> WHAT THIS TASK INVOLVES
Each line that holds the word "process" counts once; give the total for the records below and nothing else.

•••

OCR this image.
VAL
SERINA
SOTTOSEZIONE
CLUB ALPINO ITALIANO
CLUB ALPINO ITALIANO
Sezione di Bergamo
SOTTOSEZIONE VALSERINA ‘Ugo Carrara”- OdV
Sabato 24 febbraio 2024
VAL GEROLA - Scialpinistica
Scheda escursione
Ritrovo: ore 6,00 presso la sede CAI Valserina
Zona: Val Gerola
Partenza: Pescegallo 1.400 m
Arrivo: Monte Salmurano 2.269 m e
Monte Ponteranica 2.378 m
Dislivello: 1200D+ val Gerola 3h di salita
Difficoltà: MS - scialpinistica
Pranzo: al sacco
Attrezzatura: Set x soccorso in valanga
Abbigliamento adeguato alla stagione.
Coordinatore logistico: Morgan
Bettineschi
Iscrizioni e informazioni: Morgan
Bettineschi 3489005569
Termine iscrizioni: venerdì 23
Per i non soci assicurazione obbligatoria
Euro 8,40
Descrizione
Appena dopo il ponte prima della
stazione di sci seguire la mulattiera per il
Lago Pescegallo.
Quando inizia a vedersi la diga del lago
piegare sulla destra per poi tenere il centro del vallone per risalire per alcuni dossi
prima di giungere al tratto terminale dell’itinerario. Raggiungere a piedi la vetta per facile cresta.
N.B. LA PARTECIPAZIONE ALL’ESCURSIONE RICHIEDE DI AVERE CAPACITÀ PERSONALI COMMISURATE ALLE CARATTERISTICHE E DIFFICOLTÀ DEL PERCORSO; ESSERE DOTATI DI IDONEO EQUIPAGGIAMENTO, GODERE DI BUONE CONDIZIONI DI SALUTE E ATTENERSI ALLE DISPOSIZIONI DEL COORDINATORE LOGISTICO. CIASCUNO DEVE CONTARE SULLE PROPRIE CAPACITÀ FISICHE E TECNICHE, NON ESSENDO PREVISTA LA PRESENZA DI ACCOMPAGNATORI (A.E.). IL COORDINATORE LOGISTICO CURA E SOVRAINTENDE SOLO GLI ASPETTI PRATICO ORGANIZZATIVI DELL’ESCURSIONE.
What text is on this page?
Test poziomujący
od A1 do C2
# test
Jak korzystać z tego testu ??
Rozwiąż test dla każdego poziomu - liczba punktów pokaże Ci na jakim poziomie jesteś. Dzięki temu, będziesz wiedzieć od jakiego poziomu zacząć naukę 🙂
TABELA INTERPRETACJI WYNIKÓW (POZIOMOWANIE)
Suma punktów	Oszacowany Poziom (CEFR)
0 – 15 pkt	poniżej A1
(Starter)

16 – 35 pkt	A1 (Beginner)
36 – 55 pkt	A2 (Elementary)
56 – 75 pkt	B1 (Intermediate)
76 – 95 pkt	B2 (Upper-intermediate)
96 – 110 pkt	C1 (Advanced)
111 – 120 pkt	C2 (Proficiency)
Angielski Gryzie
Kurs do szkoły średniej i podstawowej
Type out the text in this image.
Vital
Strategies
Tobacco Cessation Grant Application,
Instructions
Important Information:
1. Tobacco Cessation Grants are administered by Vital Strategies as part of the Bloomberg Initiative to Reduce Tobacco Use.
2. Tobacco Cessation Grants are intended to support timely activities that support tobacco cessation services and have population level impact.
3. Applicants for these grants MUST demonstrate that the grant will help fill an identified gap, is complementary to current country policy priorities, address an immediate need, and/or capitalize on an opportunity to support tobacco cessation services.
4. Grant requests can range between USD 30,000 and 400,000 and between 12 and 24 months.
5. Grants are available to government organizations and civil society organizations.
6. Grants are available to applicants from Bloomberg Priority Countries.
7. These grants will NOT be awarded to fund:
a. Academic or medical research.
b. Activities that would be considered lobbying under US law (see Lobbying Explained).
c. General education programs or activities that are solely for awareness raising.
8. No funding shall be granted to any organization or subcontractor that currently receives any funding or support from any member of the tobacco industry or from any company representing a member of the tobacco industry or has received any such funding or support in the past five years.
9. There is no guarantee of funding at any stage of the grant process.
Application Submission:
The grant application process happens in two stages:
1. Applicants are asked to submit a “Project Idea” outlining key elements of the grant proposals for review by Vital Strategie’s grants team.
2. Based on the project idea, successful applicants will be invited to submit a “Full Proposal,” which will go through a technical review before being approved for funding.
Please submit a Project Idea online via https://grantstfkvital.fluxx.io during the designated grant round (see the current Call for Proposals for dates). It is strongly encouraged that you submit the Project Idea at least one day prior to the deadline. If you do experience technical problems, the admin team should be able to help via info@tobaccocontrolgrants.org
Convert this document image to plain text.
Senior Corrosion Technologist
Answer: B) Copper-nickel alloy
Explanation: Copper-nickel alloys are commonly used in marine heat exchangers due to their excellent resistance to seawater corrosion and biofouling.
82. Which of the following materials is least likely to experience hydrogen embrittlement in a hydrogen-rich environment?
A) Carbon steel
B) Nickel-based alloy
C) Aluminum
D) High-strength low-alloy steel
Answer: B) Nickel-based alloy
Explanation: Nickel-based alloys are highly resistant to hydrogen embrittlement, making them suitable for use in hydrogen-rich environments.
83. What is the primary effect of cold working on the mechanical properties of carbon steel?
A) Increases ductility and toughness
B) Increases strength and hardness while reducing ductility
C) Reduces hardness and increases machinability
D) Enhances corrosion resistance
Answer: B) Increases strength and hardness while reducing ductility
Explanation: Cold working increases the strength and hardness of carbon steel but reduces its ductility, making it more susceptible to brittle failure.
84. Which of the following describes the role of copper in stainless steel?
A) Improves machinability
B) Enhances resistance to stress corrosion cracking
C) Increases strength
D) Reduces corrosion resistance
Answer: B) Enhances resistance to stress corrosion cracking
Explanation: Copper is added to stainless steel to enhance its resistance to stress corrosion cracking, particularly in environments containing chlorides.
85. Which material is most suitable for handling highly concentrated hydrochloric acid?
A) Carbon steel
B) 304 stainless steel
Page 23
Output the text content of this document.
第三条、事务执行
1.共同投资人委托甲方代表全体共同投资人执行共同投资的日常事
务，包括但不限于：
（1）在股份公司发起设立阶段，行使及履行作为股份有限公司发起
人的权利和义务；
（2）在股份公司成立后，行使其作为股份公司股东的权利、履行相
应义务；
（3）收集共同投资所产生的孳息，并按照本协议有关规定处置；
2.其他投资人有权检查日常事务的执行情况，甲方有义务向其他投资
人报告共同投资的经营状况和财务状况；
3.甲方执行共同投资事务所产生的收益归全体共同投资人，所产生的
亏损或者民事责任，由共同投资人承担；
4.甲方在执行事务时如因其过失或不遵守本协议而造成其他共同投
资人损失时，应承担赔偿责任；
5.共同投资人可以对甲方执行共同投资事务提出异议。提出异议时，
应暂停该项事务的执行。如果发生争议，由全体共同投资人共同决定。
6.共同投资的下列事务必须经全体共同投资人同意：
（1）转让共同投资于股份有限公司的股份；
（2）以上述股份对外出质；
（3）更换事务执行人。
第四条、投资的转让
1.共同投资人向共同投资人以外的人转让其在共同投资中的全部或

•••

> REPLY TO THE EXERCISE
2